**Directive**
Below are some records: retype them all exactly, but not the pictures.

----------

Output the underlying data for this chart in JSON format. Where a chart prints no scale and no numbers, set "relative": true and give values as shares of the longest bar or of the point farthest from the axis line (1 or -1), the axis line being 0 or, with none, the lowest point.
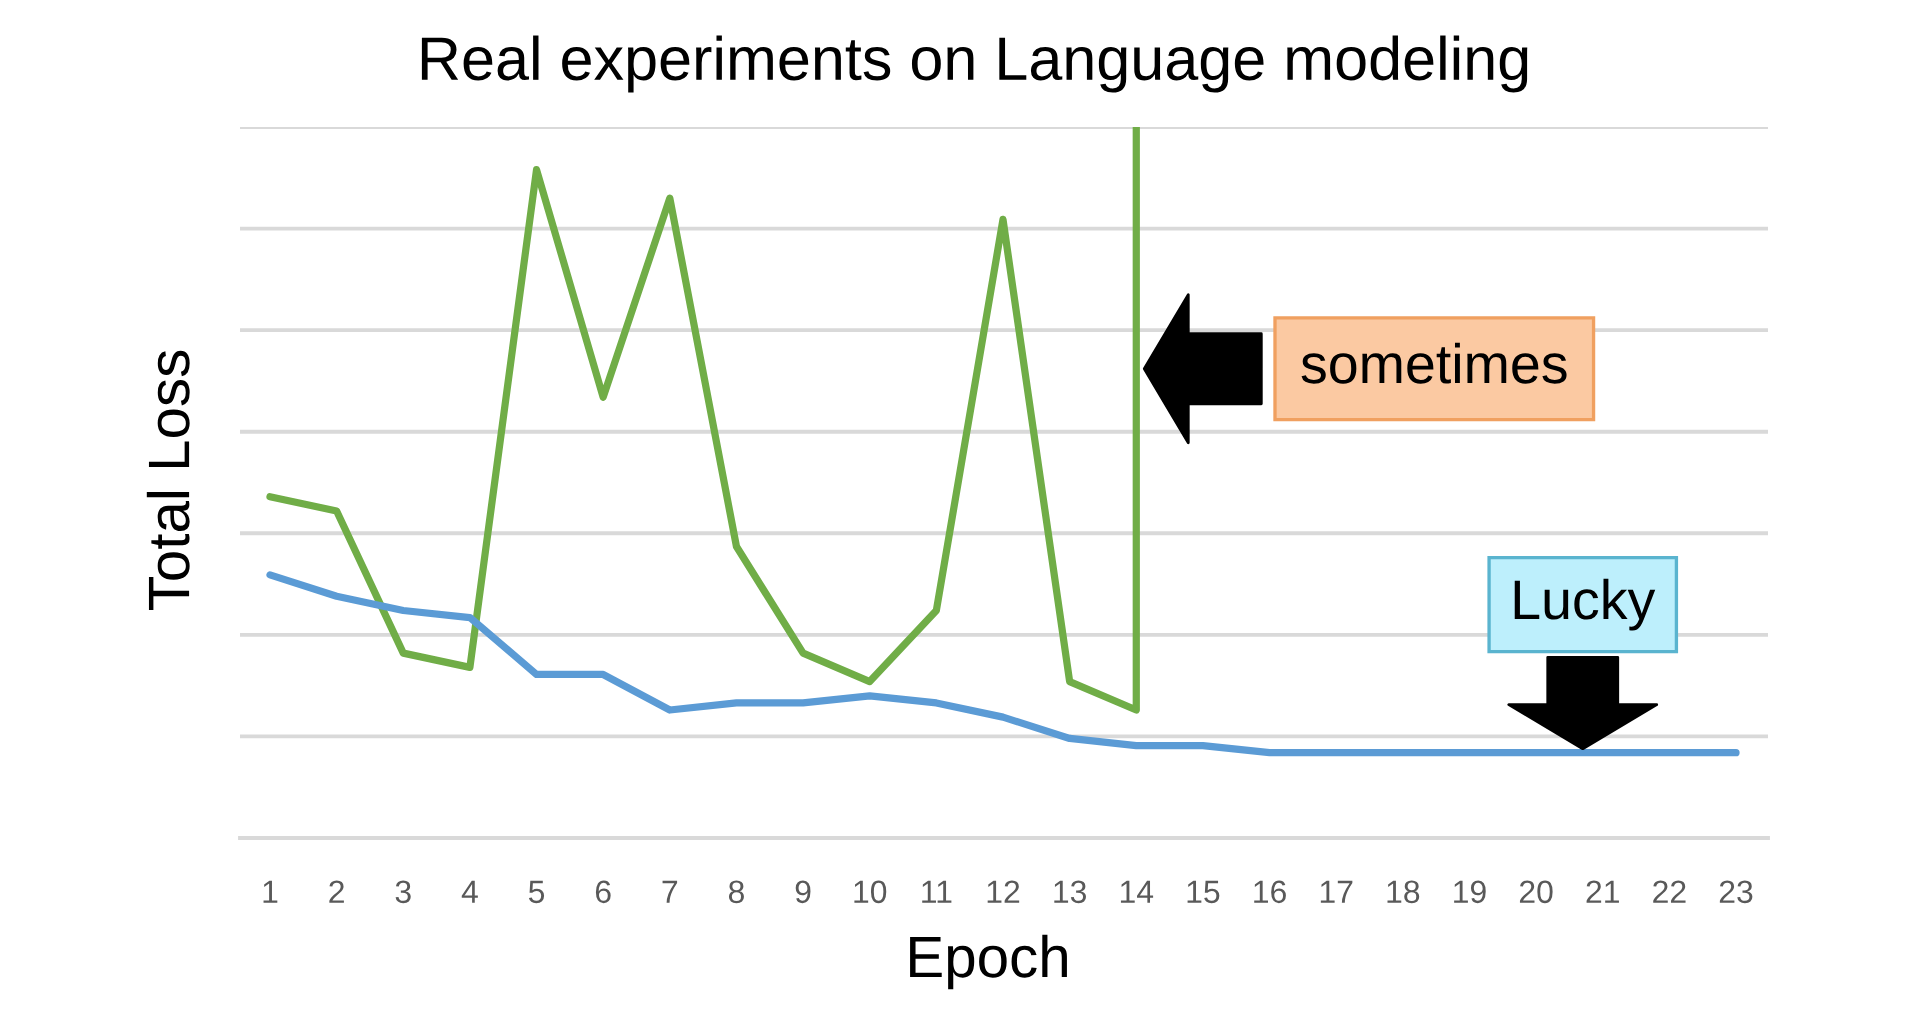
{
  "chart_data": {
    "type": "line",
    "title": "Real experiments on Language modeling",
    "xlabel": "Epoch",
    "ylabel": "Total Loss",
    "relative": true,
    "tick_labels": "x",
    "grid": "y",
    "xlim": [
      0.55,
      23.48
    ],
    "xticks": [
      1,
      2,
      3,
      4,
      5,
      6,
      7,
      8,
      9,
      10,
      11,
      12,
      13,
      14,
      15,
      16,
      17,
      18,
      19,
      20,
      21,
      22,
      23
    ],
    "series": [
      {
        "color": "#70ad47",
        "x": [
          1,
          2,
          3,
          4,
          5,
          6,
          7,
          8,
          9,
          10,
          11,
          12,
          13,
          14,
          14
        ],
        "values": [
          0.48,
          0.46,
          0.26,
          0.24,
          0.94,
          0.62,
          0.9,
          0.41,
          0.26,
          0.22,
          0.32,
          0.87,
          0.22,
          0.18,
          1.0
        ]
      },
      {
        "color": "#5b9bd5",
        "x": [
          1,
          2,
          3,
          4,
          5,
          6,
          7,
          8,
          9,
          10,
          11,
          12,
          13,
          14,
          15,
          16,
          17,
          18,
          19,
          20,
          21,
          22,
          23
        ],
        "values": [
          0.37,
          0.34,
          0.32,
          0.31,
          0.23,
          0.23,
          0.18,
          0.19,
          0.19,
          0.2,
          0.19,
          0.17,
          0.14,
          0.13,
          0.13,
          0.12,
          0.12,
          0.12,
          0.12,
          0.12,
          0.12,
          0.12,
          0.12
        ]
      }
    ],
    "annotations": [
      {
        "text": "sometimes",
        "x": 14,
        "y": 0.66
      },
      {
        "text": "Lucky",
        "x": 20.7,
        "y": 0.12
      }
    ]
  }
}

----------

**Written solution**
Output the underlying data for this chart in JSON format. Where a chart prints no scale and no numbers, set "relative": true and give values as shares of the longest bar or of the point farthest from the axis line (1 or -1), the axis line being 0 or, with none, the lowest point.
{
  "chart_data": {
    "type": "line",
    "title": "Real experiments on Language modeling",
    "xlabel": "Epoch",
    "ylabel": "Total Loss",
    "relative": true,
    "tick_labels": "x",
    "grid": "y",
    "xlim": [
      0.55,
      23.48
    ],
    "xticks": [
      1,
      2,
      3,
      4,
      5,
      6,
      7,
      8,
      9,
      10,
      11,
      12,
      13,
      14,
      15,
      16,
      17,
      18,
      19,
      20,
      21,
      22,
      23
    ],
    "series": [
      {
        "color": "#70ad47",
        "x": [
          1,
          2,
          3,
          4,
          5,
          6,
          7,
          8,
          9,
          10,
          11,
          12,
          13,
          14,
          14
        ],
        "values": [
          0.48,
          0.46,
          0.26,
          0.24,
          0.94,
          0.62,
          0.9,
          0.41,
          0.26,
          0.22,
          0.32,
          0.87,
          0.22,
          0.18,
          1.0
        ]
      },
      {
        "color": "#5b9bd5",
        "x": [
          1,
          2,
          3,
          4,
          5,
          6,
          7,
          8,
          9,
          10,
          11,
          12,
          13,
          14,
          15,
          16,
          17,
          18,
          19,
          20,
          21,
          22,
          23
        ],
        "values": [
          0.37,
          0.34,
          0.32,
          0.31,
          0.23,
          0.23,
          0.18,
          0.19,
          0.19,
          0.2,
          0.19,
          0.17,
          0.14,
          0.13,
          0.13,
          0.12,
          0.12,
          0.12,
          0.12,
          0.12,
          0.12,
          0.12,
          0.12
        ]
      }
    ],
    "annotations": [
      {
        "text": "sometimes",
        "x": 14,
        "y": 0.66
      },
      {
        "text": "Lucky",
        "x": 20.7,
        "y": 0.12
      }
    ]
  }
}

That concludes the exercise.